# [What is required]
Print all entries word for word.

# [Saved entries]
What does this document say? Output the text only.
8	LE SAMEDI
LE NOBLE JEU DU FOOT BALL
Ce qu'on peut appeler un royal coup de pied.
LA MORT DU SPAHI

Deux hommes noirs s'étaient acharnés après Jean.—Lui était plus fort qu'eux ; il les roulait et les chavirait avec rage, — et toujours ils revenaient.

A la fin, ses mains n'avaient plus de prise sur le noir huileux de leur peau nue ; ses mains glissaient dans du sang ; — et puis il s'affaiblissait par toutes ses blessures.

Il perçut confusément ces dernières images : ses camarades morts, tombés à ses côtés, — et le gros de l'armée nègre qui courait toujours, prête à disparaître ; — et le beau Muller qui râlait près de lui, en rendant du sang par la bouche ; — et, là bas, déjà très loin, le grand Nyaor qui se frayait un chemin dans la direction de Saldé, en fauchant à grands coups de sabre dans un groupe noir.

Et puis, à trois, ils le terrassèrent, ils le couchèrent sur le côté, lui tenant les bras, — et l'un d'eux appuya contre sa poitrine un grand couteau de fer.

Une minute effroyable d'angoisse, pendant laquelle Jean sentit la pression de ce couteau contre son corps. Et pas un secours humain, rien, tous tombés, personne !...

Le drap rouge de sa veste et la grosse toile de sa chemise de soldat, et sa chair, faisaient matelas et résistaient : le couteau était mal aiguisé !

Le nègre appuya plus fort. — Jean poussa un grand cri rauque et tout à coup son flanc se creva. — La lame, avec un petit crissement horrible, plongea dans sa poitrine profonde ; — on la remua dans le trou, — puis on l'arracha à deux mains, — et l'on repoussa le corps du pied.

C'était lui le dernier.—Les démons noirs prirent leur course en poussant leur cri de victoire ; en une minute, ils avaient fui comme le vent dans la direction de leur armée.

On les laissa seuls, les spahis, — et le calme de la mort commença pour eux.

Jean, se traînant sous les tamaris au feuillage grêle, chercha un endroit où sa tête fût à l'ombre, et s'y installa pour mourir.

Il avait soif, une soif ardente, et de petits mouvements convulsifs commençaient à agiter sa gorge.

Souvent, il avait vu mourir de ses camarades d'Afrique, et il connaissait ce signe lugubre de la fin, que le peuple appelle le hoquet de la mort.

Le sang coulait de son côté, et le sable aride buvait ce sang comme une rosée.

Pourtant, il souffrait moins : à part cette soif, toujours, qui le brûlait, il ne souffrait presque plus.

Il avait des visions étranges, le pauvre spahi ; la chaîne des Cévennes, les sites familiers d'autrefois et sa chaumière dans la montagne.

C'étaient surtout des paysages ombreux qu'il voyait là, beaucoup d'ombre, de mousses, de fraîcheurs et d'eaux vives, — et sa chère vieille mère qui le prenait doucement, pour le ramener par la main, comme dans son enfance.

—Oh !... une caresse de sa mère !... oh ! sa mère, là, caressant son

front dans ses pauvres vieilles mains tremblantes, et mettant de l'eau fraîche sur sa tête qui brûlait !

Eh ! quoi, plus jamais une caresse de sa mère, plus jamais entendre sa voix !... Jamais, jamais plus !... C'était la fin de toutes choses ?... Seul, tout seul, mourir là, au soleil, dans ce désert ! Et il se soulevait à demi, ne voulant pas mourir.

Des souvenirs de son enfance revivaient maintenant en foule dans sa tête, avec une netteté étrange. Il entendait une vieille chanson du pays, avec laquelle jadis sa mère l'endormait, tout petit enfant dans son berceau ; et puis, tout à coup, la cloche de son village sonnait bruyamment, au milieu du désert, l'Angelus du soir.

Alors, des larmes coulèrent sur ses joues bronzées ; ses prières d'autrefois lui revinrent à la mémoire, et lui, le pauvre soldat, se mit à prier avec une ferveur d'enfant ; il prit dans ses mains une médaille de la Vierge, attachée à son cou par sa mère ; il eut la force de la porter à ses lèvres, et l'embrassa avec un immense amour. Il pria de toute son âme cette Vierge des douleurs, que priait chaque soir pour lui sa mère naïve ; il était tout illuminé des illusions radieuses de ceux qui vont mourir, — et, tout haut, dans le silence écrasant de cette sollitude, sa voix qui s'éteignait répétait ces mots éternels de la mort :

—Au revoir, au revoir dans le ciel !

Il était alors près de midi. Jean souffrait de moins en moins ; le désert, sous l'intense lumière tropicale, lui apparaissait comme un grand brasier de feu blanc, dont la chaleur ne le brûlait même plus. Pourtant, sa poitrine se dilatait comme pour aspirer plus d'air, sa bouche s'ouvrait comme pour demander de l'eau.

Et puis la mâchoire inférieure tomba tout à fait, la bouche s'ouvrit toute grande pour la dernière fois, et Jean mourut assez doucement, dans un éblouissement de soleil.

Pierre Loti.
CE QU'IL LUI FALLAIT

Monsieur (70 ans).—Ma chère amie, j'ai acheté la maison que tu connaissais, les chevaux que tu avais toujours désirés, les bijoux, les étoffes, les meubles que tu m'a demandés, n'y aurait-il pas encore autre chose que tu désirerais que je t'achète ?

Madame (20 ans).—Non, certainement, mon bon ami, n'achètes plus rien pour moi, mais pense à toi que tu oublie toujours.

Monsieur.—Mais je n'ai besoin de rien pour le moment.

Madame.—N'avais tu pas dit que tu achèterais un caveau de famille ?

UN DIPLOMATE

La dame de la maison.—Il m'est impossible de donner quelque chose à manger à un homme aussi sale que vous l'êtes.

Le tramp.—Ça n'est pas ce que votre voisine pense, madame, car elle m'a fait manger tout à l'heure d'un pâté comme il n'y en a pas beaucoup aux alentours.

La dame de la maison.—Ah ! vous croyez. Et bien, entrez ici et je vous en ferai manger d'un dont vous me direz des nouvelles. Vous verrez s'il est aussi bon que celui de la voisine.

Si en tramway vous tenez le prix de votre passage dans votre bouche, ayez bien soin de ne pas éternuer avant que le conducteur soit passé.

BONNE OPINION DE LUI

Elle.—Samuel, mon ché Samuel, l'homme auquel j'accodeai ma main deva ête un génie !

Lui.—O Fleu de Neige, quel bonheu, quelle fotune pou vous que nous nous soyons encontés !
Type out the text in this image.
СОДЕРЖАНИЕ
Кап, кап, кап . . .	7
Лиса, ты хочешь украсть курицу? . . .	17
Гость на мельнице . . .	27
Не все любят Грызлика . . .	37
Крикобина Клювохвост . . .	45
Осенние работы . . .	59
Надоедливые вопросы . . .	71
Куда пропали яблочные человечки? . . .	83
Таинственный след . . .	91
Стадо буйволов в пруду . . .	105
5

# [Solution]
What does this document say? Output the text only.
8	LE SAMEDI
LE NOBLE JEU DU FOOT BALL
Ce qu'on peut appeler un royal coup de pied.
LA MORT DU SPAHI

Deux hommes noirs s'étaient acharnés après Jean.—Lui était plus fort qu'eux ; il les roulait et les chavirait avec rage, — et toujours ils revenaient.

A la fin, ses mains n'avaient plus de prise sur le noir huileux de leur peau nue ; ses mains glissaient dans du sang ; — et puis il s'affaiblissait par toutes ses blessures.

Il perçut confusément ces dernières images : ses camarades morts, tombés à ses côtés, — et le gros de l'armée nègre qui courait toujours, prête à disparaître ; — et le beau Muller qui râlait près de lui, en rendant du sang par la bouche ; — et, là bas, déjà très loin, le grand Nyaor qui se frayait un chemin dans la direction de Saldé, en fauchant à grands coups de sabre dans un groupe noir.

Et puis, à trois, ils le terrassèrent, ils le couchèrent sur le côté, lui tenant les bras, — et l'un d'eux appuya contre sa poitrine un grand couteau de fer.

Une minute effroyable d'angoisse, pendant laquelle Jean sentit la pression de ce couteau contre son corps. Et pas un secours humain, rien, tous tombés, personne !...

Le drap rouge de sa veste et la grosse toile de sa chemise de soldat, et sa chair, faisaient matelas et résistaient : le couteau était mal aiguisé !

Le nègre appuya plus fort. — Jean poussa un grand cri rauque et tout à coup son flanc se creva. — La lame, avec un petit crissement horrible, plongea dans sa poitrine profonde ; — on la remua dans le trou, — puis on l'arracha à deux mains, — et l'on repoussa le corps du pied.

C'était lui le dernier.—Les démons noirs prirent leur course en poussant leur cri de victoire ; en une minute, ils avaient fui comme le vent dans la direction de leur armée.

On les laissa seuls, les spahis, — et le calme de la mort commença pour eux.

Jean, se traînant sous les tamaris au feuillage grêle, chercha un endroit où sa tête fût à l'ombre, et s'y installa pour mourir.

Il avait soif, une soif ardente, et de petits mouvements convulsifs commençaient à agiter sa gorge.

Souvent, il avait vu mourir de ses camarades d'Afrique, et il connaissait ce signe lugubre de la fin, que le peuple appelle le hoquet de la mort.

Le sang coulait de son côté, et le sable aride buvait ce sang comme une rosée.

Pourtant, il souffrait moins : à part cette soif, toujours, qui le brûlait, il ne souffrait presque plus.

Il avait des visions étranges, le pauvre spahi ; la chaîne des Cévennes, les sites familiers d'autrefois et sa chaumière dans la montagne.

C'étaient surtout des paysages ombreux qu'il voyait là, beaucoup d'ombre, de mousses, de fraîcheurs et d'eaux vives, — et sa chère vieille mère qui le prenait doucement, pour le ramener par la main, comme dans son enfance.

—Oh !... une caresse de sa mère !... oh ! sa mère, là, caressant son

front dans ses pauvres vieilles mains tremblantes, et mettant de l'eau fraîche sur sa tête qui brûlait !

Eh ! quoi, plus jamais une caresse de sa mère, plus jamais entendre sa voix !... Jamais, jamais plus !... C'était la fin de toutes choses ?... Seul, tout seul, mourir là, au soleil, dans ce désert ! Et il se soulevait à demi, ne voulant pas mourir.

Des souvenirs de son enfance revivaient maintenant en foule dans sa tête, avec une netteté étrange. Il entendait une vieille chanson du pays, avec laquelle jadis sa mère l'endormait, tout petit enfant dans son berceau ; et puis, tout à coup, la cloche de son village sonnait bruyamment, au milieu du désert, l'Angelus du soir.

Alors, des larmes coulèrent sur ses joues bronzées ; ses prières d'autrefois lui revinrent à la mémoire, et lui, le pauvre soldat, se mit à prier avec une ferveur d'enfant ; il prit dans ses mains une médaille de la Vierge, attachée à son cou par sa mère ; il eut la force de la porter à ses lèvres, et l'embrassa avec un immense amour. Il pria de toute son âme cette Vierge des douleurs, que priait chaque soir pour lui sa mère naïve ; il était tout illuminé des illusions radieuses de ceux qui vont mourir, — et, tout haut, dans le silence écrasant de cette sollitude, sa voix qui s'éteignait répétait ces mots éternels de la mort :

—Au revoir, au revoir dans le ciel !

Il était alors près de midi. Jean souffrait de moins en moins ; le désert, sous l'intense lumière tropicale, lui apparaissait comme un grand brasier de feu blanc, dont la chaleur ne le brûlait même plus. Pourtant, sa poitrine se dilatait comme pour aspirer plus d'air, sa bouche s'ouvrait comme pour demander de l'eau.

Et puis la mâchoire inférieure tomba tout à fait, la bouche s'ouvrit toute grande pour la dernière fois, et Jean mourut assez doucement, dans un éblouissement de soleil.

Pierre Loti.
CE QU'IL LUI FALLAIT

Monsieur (70 ans).—Ma chère amie, j'ai acheté la maison que tu connaissais, les chevaux que tu avais toujours désirés, les bijoux, les étoffes, les meubles que tu m'a demandés, n'y aurait-il pas encore autre chose que tu désirerais que je t'achète ?

Madame (20 ans).—Non, certainement, mon bon ami, n'achètes plus rien pour moi, mais pense à toi que tu oublie toujours.

Monsieur.—Mais je n'ai besoin de rien pour le moment.

Madame.—N'avais tu pas dit que tu achèterais un caveau de famille ?

UN DIPLOMATE

La dame de la maison.—Il m'est impossible de donner quelque chose à manger à un homme aussi sale que vous l'êtes.

Le tramp.—Ça n'est pas ce que votre voisine pense, madame, car elle m'a fait manger tout à l'heure d'un pâté comme il n'y en a pas beaucoup aux alentours.

La dame de la maison.—Ah ! vous croyez. Et bien, entrez ici et je vous en ferai manger d'un dont vous me direz des nouvelles. Vous verrez s'il est aussi bon que celui de la voisine.

Si en tramway vous tenez le prix de votre passage dans votre bouche, ayez bien soin de ne pas éternuer avant que le conducteur soit passé.

BONNE OPINION DE LUI

Elle.—Samuel, mon ché Samuel, l'homme auquel j'accodeai ma main deva ête un génie !

Lui.—O Fleu de Neige, quel bonheu, quelle fotune pou vous que nous nous soyons encontés !
Type out the text in this image.
СОДЕРЖАНИЕ
Кап, кап, кап . . .	7
Лиса, ты хочешь украсть курицу? . . .	17
Гость на мельнице . . .	27
Не все любят Грызлика . . .	37
Крикобина Клювохвост . . .	45
Осенние работы . . .	59
Надоедливые вопросы . . .	71
Куда пропали яблочные человечки? . . .	83
Таинственный след . . .	91
Стадо буйволов в пруду . . .	105
5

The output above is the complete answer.